BEGIN Raw records

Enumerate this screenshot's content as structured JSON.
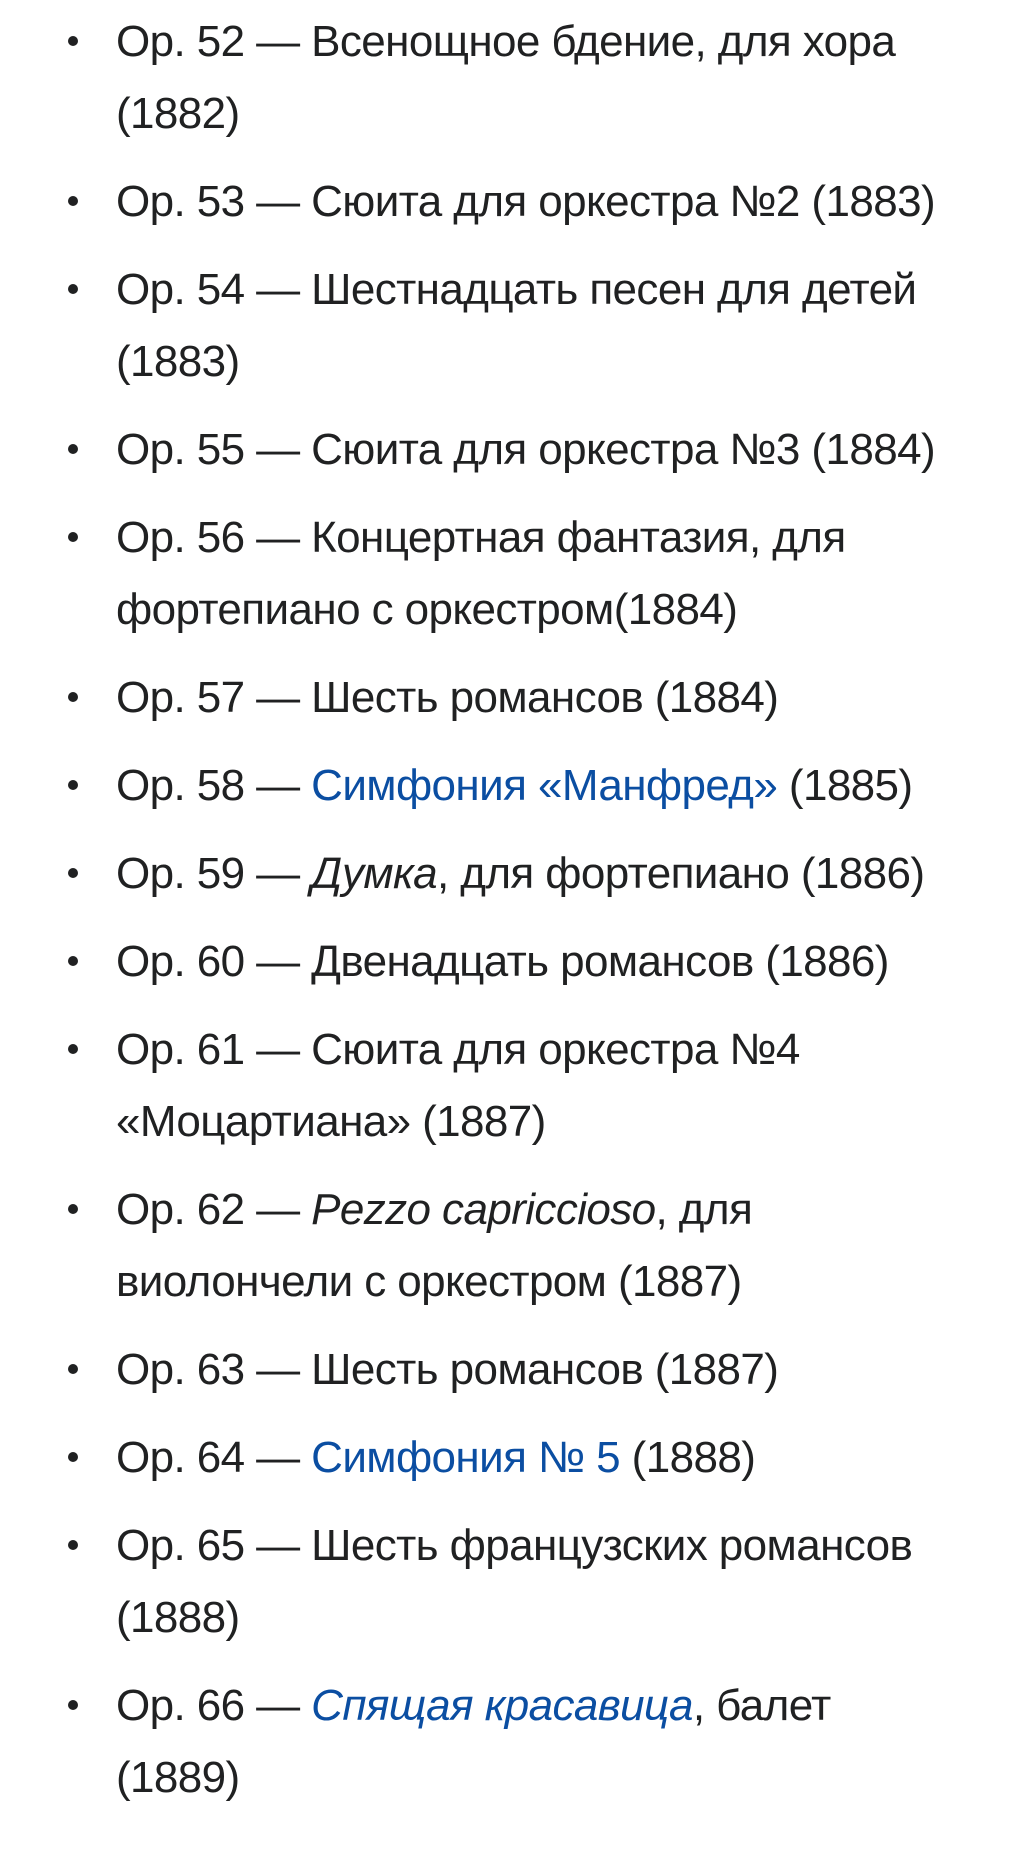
{
  "colors": {
    "text": "#202122",
    "link": "#0b4ea2"
  },
  "items": [
    {
      "lines": [
        [
          {
            "t": "Ор. 52 — Всенощное бдение, для хора"
          }
        ],
        [
          {
            "t": "(1882)"
          }
        ]
      ]
    },
    {
      "lines": [
        [
          {
            "t": "Ор. 53 — Сюита для оркестра №2 (1883)"
          }
        ]
      ]
    },
    {
      "lines": [
        [
          {
            "t": "Ор. 54 — Шестнадцать песен для детей"
          }
        ],
        [
          {
            "t": "(1883)"
          }
        ]
      ]
    },
    {
      "lines": [
        [
          {
            "t": "Ор. 55 — Сюита для оркестра №3 (1884)"
          }
        ]
      ]
    },
    {
      "lines": [
        [
          {
            "t": "Ор. 56 — Концертная фантазия, для"
          }
        ],
        [
          {
            "t": "фортепиано с оркестром(1884)"
          }
        ]
      ]
    },
    {
      "lines": [
        [
          {
            "t": "Ор. 57 — Шесть романсов (1884)"
          }
        ]
      ]
    },
    {
      "lines": [
        [
          {
            "t": "Ор. 58 — "
          },
          {
            "t": "Симфония «Манфред»",
            "link": true
          },
          {
            "t": " (1885)"
          }
        ]
      ]
    },
    {
      "lines": [
        [
          {
            "t": "Ор. 59 — "
          },
          {
            "t": "Думка",
            "italic": true
          },
          {
            "t": ", для фортепиано (1886)"
          }
        ]
      ]
    },
    {
      "lines": [
        [
          {
            "t": "Ор. 60 — Двенадцать романсов (1886)"
          }
        ]
      ]
    },
    {
      "lines": [
        [
          {
            "t": "Ор. 61 — Сюита для оркестра №4"
          }
        ],
        [
          {
            "t": "«Моцартиана» (1887)"
          }
        ]
      ]
    },
    {
      "lines": [
        [
          {
            "t": "Ор. 62 — "
          },
          {
            "t": "Pezzo capriccioso",
            "italic": true
          },
          {
            "t": ", для"
          }
        ],
        [
          {
            "t": "виолончели с оркестром (1887)"
          }
        ]
      ]
    },
    {
      "lines": [
        [
          {
            "t": "Ор. 63 — Шесть романсов (1887)"
          }
        ]
      ]
    },
    {
      "lines": [
        [
          {
            "t": "Ор. 64 — "
          },
          {
            "t": "Симфония № 5",
            "link": true
          },
          {
            "t": " (1888)"
          }
        ]
      ]
    },
    {
      "lines": [
        [
          {
            "t": "Ор. 65 — Шесть французских романсов"
          }
        ],
        [
          {
            "t": "(1888)"
          }
        ]
      ]
    },
    {
      "lines": [
        [
          {
            "t": "Ор. 66 — "
          },
          {
            "t": "Спящая красавица",
            "link": true,
            "italic": true
          },
          {
            "t": ", балет"
          }
        ],
        [
          {
            "t": "(1889)"
          }
        ]
      ]
    }
  ]
}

END Raw records

Return every line containing "link".

» Written reply:
    "link": "#0b4ea2"
            "link": true
            "link": true
            "link": true,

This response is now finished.